_Requirements:_
A. In the design notes on media interactivity, which element captures mouse events?
B. According to the design notes on media interactivity, why will automation always work?

_Supplied text:_
This document contains some ideas that can be used to implement
interactivity in media content.

Possible application: DVD navigation, flash,...

Requirements
------------

- capture mouse clicks, mouse position, movement occuring on
  a video display plugin
- transport these events to the interested plugins
- allow for automation (ie, the technique should work without
  a video plugin too)
- the core doesn't care

Capturing events
----------------

- the videosink element captures mouse events
  - event is encapsulated into a generic data structure
    describing the event (need to define a caps?)
  - event is signalled to the app?.
  - event is sent upstream?

  * videosink has to add something to the main_loop to
    be able to grab events
  * thread issues?
  * does the app need to know about the events?
  
- app captures mouse events
  - no idea if that's possible 
  - app sends events upstream

Sending events to plugins
-------------------------

- are sent upstream using the event methods
  * more generic
  * less app control

- are sent to the appropriate plugin by the app
  * app needs to know what plugins are interested,
    less generic.
  * more app control

automation will always work, the app can construct navigation
events and insert them into the pipeline.

What about flushing to minimize latency?


Defining an event
-----------------

some ideas:

GST_CAPS_NEW (
   "videosink_event",
   "application/x-gst-navigation"
     "type", "click",
     "x_pos", 30,
     "y_pos", 40
   )
     
GST_CAPS_NEW (
   "videosink_event",
   "application/x-gst-navigation"
     "type", "move",
     "x_pos", 30,
     "y_pos", 40
   )
     
...

do we need a library for this?

do we use custom events and use the mime type to detect the 
type? do we creat a GST_EVENT_NAVIGATION?

can we encapsulate all events into a GstCaps? I would think so

Random thoughts
---------------

- we're basically defining an event model, I don't think there is
  anything wrong with that.
- how is our coordinate system going to work? do
  we use normalized values, 0-1000000 (or floats)
  or real pixel values? real pixel values require scalers to adjust
  the values (I don't think I like that)

_Dataset records:_
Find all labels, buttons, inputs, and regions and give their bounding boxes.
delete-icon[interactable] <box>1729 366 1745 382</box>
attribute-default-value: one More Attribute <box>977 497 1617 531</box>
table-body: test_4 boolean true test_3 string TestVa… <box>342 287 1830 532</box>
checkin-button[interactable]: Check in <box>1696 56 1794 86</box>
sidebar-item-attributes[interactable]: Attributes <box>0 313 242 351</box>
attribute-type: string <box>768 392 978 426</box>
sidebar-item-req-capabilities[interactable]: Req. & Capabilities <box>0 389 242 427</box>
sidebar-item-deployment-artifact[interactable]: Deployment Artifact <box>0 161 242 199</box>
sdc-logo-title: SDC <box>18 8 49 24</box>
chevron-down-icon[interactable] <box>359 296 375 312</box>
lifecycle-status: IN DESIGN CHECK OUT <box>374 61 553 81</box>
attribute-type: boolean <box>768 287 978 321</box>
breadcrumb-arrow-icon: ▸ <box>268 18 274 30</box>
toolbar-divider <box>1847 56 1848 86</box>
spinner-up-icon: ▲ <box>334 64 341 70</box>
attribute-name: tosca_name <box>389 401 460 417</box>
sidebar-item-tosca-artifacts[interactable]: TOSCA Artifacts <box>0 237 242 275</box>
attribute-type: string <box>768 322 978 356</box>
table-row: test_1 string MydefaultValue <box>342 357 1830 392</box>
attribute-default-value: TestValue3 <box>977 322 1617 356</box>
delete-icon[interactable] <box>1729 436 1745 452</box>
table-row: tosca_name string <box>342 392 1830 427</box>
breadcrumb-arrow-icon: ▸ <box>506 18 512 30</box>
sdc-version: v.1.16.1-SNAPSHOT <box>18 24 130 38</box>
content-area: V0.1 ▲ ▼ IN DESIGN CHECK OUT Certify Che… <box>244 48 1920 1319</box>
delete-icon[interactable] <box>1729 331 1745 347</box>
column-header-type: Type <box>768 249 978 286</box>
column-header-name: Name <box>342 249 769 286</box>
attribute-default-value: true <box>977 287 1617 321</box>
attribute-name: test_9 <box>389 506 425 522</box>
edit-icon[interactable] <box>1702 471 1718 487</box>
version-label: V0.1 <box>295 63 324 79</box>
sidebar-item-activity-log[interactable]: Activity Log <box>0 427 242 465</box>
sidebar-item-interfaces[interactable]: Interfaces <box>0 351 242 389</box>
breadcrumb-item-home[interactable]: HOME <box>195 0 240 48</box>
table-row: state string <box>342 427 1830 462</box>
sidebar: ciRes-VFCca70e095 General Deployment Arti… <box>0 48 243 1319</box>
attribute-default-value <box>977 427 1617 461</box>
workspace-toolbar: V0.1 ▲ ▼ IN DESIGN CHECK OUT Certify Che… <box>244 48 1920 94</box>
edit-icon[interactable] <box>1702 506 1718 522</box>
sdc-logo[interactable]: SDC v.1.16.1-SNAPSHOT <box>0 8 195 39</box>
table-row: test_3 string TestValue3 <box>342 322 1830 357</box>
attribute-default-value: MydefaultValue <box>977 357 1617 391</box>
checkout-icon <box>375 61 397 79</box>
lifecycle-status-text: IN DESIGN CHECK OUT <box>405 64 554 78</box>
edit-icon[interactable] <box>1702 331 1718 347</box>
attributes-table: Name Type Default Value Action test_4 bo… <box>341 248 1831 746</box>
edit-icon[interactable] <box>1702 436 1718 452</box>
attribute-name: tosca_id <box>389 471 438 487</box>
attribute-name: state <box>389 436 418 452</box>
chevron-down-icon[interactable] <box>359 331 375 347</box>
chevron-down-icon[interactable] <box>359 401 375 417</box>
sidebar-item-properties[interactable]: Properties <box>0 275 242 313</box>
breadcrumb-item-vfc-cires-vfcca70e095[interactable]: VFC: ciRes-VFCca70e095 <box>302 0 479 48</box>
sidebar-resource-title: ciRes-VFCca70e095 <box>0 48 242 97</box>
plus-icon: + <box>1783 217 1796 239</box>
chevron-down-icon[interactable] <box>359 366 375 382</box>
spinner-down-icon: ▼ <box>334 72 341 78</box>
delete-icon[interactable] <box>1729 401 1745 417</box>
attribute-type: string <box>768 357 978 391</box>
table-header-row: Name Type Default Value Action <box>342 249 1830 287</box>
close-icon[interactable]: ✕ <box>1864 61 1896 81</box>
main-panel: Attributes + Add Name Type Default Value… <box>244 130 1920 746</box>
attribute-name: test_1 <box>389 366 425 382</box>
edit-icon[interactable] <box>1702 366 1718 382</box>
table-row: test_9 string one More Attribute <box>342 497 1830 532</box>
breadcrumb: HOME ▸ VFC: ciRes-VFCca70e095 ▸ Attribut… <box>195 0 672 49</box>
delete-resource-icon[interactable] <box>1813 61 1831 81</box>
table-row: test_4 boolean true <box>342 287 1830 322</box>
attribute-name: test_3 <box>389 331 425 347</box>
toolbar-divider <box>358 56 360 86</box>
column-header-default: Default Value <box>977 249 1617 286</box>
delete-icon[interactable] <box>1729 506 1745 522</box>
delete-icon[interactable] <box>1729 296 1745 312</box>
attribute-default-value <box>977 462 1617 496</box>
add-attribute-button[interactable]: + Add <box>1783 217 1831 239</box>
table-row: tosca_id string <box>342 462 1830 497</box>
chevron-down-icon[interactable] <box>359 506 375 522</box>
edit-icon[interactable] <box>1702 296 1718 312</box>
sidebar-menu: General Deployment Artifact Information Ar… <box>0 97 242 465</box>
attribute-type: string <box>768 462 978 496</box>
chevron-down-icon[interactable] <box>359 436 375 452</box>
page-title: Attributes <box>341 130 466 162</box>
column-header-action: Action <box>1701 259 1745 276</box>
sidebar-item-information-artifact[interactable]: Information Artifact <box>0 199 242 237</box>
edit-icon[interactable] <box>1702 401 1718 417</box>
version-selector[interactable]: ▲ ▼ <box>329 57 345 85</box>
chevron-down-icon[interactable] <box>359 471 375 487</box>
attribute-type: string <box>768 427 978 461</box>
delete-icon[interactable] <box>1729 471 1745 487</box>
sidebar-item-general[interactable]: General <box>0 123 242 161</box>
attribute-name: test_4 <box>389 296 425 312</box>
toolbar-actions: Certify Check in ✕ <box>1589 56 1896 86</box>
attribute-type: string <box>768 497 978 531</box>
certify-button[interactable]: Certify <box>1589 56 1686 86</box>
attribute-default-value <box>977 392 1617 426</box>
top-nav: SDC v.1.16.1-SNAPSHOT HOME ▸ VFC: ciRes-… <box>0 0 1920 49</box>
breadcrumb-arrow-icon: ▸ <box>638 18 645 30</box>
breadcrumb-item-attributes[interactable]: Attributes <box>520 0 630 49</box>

_Exercise results:_
A. The videosink element.

B. Automation will always work because the app can construct navigation events itself and insert them into the pipeline. A video plugin therefore isn't needed to produce them.